- **What the exercise asks**
Report how many lines contain the word "SPNF"; answer with the number only.

- **Stored records**
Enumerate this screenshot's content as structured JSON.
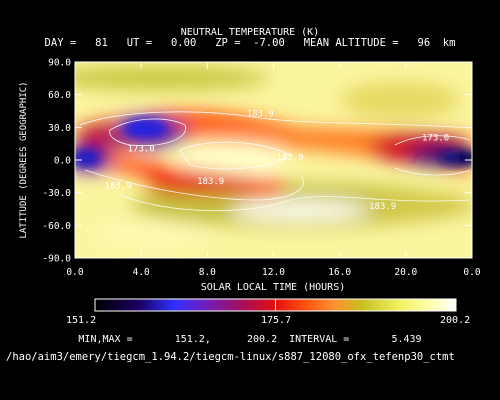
{
  "chart_data": {
    "type": "heatmap",
    "title": "NEUTRAL TEMPERATURE (K)",
    "subtitle": "DAY =   81   UT =   0.00   ZP =  -7.00   MEAN ALTITUDE =   96  km",
    "xlabel": "SOLAR LOCAL TIME (HOURS)",
    "ylabel": "LATITUDE (DEGREES GEOGRAPHIC)",
    "xlim": [
      0,
      24
    ],
    "ylim": [
      -90,
      90
    ],
    "xticks": [
      "0.0",
      "4.0",
      "8.0",
      "12.0",
      "16.0",
      "20.0",
      "0.0"
    ],
    "yticks": [
      "90.0",
      "60.0",
      "30.0",
      "0.0",
      "-30.0",
      "-60.0",
      "-90.0"
    ],
    "contour_labels": [
      {
        "text": "183.9",
        "x": 11.2,
        "y": 40
      },
      {
        "text": "173.0",
        "x": 4.0,
        "y": 8
      },
      {
        "text": "183.9",
        "x": 2.6,
        "y": -26
      },
      {
        "text": "183.9",
        "x": 8.2,
        "y": -22
      },
      {
        "text": "183.9",
        "x": 13.0,
        "y": 0
      },
      {
        "text": "173.0",
        "x": 21.8,
        "y": 18
      },
      {
        "text": "183.9",
        "x": 18.6,
        "y": -45
      }
    ],
    "colorbar": {
      "min_label": "151.2",
      "mid_label": "175.7",
      "max_label": "200.2"
    },
    "min": 151.2,
    "max": 200.2,
    "interval": 5.439
  },
  "footer": {
    "minmax": "MIN,MAX =       151.2,      200.2  INTERVAL =       5.439",
    "path": "/hao/aim3/emery/tiegcm_1.94.2/tiegcm-linux/s887_12080_ofx_tefenp30_ctmt"
  }
}
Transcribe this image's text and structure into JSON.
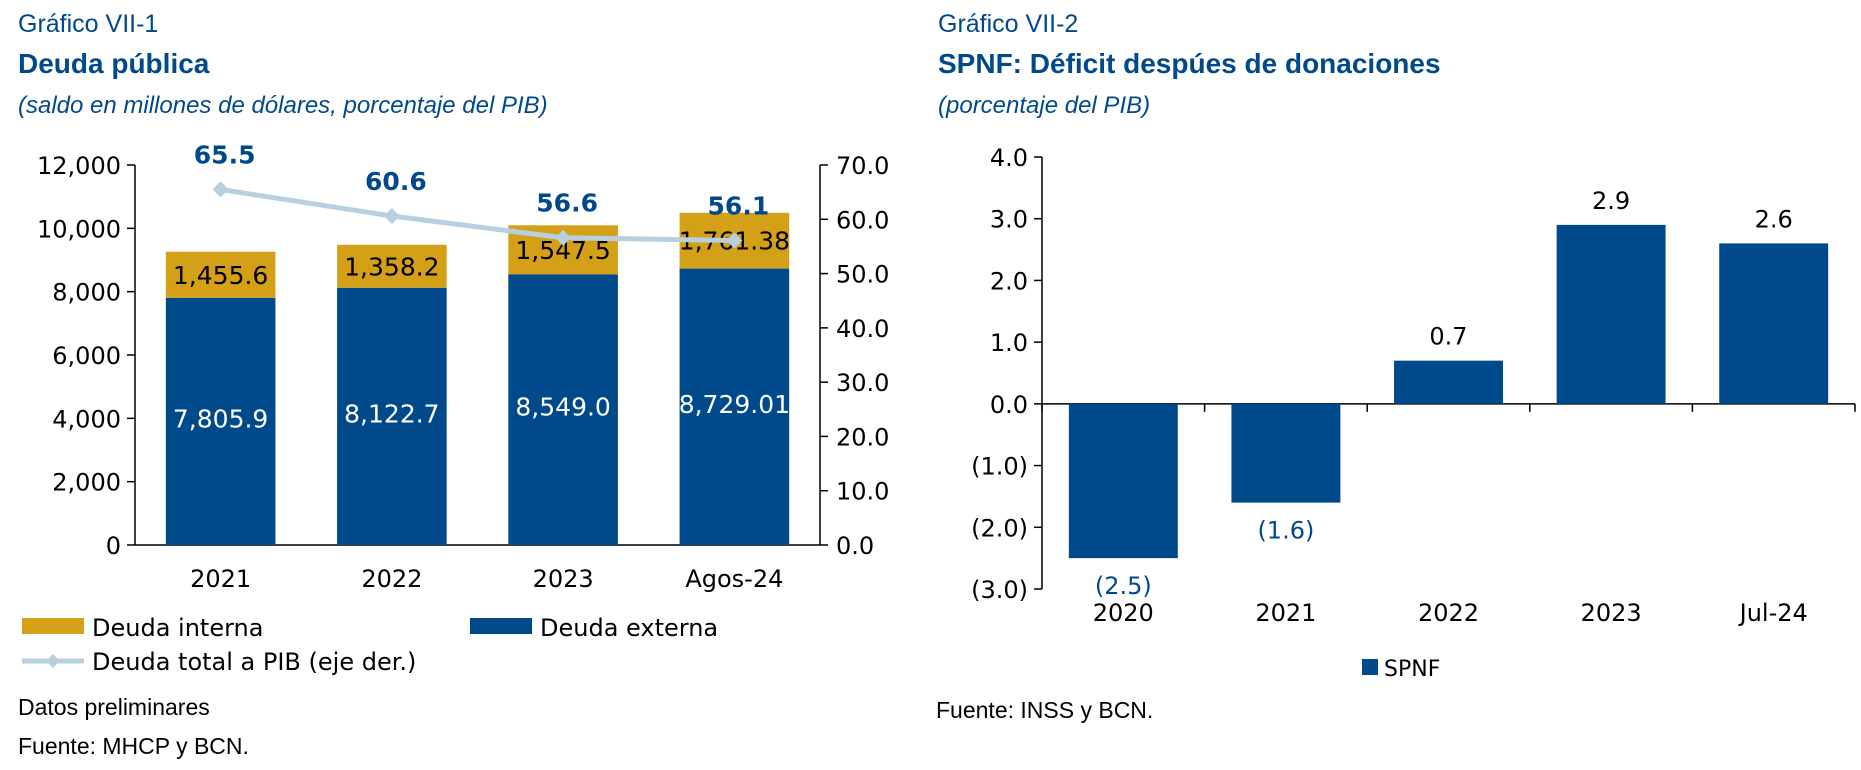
{
  "colors": {
    "external": "#00498a",
    "internal": "#d4a017",
    "ratio_line": "#b8cfe0",
    "title": "#00498a"
  },
  "left": {
    "label": "Gráfico VII-1",
    "title": "Deuda pública",
    "subtitle": "(saldo en millones de dólares, porcentaje del PIB)",
    "note": "Datos preliminares",
    "source": "Fuente: MHCP y BCN.",
    "legend": {
      "internal": "Deuda interna",
      "external": "Deuda externa",
      "ratio": "Deuda total a PIB (eje der.)"
    }
  },
  "right": {
    "label": "Gráfico VII-2",
    "title": "SPNF: Déficit despúes de donaciones",
    "subtitle": "(porcentaje del PIB)",
    "source": "Fuente: INSS y  BCN.",
    "legend": {
      "series": "SPNF"
    }
  },
  "chart_data": [
    {
      "type": "bar",
      "stacked": true,
      "categories": [
        "2021",
        "2022",
        "2023",
        "Agos-24"
      ],
      "series": [
        {
          "name": "Deuda externa",
          "values": [
            7805.9,
            8122.7,
            8549.0,
            8729.01
          ],
          "labels": [
            "7,805.9",
            "8,122.7",
            "8,549.0",
            "8,729.01"
          ]
        },
        {
          "name": "Deuda interna",
          "values": [
            1455.6,
            1358.2,
            1547.5,
            1761.38
          ],
          "labels": [
            "1,455.6",
            "1,358.2",
            "1,547.5",
            "1,761.38"
          ]
        }
      ],
      "line_series": {
        "name": "Deuda total a PIB (eje der.)",
        "axis": "right",
        "values": [
          65.5,
          60.6,
          56.6,
          56.1
        ],
        "labels": [
          "65.5",
          "60.6",
          "56.6",
          "56.1"
        ]
      },
      "ylim": [
        0,
        12000
      ],
      "yticks": [
        "0",
        "2,000",
        "4,000",
        "6,000",
        "8,000",
        "10,000",
        "12,000"
      ],
      "y2lim": [
        0,
        70
      ],
      "y2ticks": [
        "0.0",
        "10.0",
        "20.0",
        "30.0",
        "40.0",
        "50.0",
        "60.0",
        "70.0"
      ],
      "legend_position": "bottom"
    },
    {
      "type": "bar",
      "categories": [
        "2020",
        "2021",
        "2022",
        "2023",
        "Jul-24"
      ],
      "series": [
        {
          "name": "SPNF",
          "values": [
            -2.5,
            -1.6,
            0.7,
            2.9,
            2.6
          ],
          "labels": [
            "(2.5)",
            "(1.6)",
            "0.7",
            "2.9",
            "2.6"
          ]
        }
      ],
      "ylim": [
        -3,
        4
      ],
      "yticks": [
        "(3.0)",
        "(2.0)",
        "(1.0)",
        "0.0",
        "1.0",
        "2.0",
        "3.0",
        "4.0"
      ],
      "legend_position": "bottom"
    }
  ]
}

- **Task result**
3